(SUPPLIED RECORDS):
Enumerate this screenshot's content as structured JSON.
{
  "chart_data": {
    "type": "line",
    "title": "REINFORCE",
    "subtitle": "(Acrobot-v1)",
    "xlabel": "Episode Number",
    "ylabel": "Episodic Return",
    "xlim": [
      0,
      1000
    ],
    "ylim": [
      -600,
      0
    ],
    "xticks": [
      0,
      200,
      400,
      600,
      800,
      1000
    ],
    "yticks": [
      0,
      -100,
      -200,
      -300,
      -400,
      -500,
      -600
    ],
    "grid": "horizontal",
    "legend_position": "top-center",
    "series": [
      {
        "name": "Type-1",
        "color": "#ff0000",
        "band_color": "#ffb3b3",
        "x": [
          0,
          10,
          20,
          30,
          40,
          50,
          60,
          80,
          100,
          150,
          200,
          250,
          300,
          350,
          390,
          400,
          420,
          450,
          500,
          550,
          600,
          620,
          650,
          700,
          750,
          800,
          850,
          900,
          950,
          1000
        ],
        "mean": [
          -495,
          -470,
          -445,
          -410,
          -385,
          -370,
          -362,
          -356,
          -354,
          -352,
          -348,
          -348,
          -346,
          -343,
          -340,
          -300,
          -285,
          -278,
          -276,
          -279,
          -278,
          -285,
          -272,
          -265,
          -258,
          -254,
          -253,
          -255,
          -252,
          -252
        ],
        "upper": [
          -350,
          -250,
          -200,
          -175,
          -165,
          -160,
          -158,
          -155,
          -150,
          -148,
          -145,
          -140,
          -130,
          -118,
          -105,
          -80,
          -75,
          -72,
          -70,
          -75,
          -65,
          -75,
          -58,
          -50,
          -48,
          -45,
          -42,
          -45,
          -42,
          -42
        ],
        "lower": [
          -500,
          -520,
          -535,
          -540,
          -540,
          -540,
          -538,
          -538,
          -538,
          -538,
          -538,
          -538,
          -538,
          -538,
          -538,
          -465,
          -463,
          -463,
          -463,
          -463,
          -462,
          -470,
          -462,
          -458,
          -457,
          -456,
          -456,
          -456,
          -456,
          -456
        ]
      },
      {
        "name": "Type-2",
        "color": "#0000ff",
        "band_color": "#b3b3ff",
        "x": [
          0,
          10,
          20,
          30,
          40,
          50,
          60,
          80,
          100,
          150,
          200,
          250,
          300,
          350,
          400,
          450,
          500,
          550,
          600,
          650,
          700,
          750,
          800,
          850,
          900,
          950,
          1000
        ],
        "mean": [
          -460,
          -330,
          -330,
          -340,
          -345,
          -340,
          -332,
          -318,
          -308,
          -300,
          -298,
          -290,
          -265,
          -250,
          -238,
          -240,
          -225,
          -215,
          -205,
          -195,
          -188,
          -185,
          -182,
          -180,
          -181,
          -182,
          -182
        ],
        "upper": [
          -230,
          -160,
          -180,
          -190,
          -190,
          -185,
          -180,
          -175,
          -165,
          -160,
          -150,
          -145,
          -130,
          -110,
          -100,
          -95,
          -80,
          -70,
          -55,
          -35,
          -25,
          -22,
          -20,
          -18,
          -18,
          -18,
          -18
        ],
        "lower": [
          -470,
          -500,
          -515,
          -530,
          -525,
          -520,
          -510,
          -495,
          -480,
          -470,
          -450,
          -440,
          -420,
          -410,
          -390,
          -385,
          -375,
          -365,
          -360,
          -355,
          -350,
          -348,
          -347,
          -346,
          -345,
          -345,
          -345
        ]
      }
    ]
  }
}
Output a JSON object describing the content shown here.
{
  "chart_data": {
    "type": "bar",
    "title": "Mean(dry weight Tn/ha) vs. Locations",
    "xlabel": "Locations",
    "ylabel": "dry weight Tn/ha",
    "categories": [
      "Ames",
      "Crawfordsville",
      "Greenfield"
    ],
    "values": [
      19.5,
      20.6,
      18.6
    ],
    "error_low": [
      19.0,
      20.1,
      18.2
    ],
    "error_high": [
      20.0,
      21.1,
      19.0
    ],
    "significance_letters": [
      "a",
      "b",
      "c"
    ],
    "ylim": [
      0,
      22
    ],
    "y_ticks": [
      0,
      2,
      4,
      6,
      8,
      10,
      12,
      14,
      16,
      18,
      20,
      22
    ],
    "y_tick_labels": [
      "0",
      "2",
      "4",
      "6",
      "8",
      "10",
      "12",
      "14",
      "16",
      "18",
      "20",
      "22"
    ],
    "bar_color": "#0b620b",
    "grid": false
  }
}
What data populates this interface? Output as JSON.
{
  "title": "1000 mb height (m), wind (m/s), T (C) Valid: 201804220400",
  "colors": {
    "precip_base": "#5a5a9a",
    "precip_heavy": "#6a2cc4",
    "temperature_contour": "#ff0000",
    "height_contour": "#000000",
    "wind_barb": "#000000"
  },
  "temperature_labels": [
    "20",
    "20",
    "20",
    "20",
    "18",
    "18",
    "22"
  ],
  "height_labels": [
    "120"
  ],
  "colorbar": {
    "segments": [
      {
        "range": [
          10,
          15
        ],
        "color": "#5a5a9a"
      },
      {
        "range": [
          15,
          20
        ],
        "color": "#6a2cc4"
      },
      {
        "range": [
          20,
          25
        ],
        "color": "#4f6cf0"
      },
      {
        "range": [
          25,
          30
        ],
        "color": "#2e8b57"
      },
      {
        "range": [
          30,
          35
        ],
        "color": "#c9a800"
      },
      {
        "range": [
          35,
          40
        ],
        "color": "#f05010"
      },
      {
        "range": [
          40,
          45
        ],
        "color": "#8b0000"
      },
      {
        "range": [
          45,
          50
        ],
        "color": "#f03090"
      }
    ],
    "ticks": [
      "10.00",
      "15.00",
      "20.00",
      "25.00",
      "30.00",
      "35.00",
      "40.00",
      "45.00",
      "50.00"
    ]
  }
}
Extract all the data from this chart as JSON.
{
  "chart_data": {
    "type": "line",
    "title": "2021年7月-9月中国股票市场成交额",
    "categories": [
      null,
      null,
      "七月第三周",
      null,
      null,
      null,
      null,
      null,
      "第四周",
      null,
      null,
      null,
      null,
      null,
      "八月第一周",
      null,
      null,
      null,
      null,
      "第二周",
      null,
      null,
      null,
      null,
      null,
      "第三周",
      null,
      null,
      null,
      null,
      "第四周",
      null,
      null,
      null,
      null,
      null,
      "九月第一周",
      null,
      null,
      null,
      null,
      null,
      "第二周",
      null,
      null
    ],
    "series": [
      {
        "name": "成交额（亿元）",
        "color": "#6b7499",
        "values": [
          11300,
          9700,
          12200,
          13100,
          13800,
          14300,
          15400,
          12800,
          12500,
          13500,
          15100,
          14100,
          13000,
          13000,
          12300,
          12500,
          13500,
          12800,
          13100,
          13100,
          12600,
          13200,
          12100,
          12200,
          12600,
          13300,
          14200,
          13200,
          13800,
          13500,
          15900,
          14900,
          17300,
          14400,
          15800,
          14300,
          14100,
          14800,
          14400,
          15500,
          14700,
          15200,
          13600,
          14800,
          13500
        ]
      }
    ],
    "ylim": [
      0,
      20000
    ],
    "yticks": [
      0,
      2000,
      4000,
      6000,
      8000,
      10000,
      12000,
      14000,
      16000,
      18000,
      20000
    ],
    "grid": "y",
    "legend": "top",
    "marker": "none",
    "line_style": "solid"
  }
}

(EXERCISE GOAL): Lines from the records above that hold "ylabel" are the ones to list.

(SOLUTION FOR THIS EXERCISE):
    "ylabel": "Episodic Return",
    "ylabel": "dry weight Tn/ha",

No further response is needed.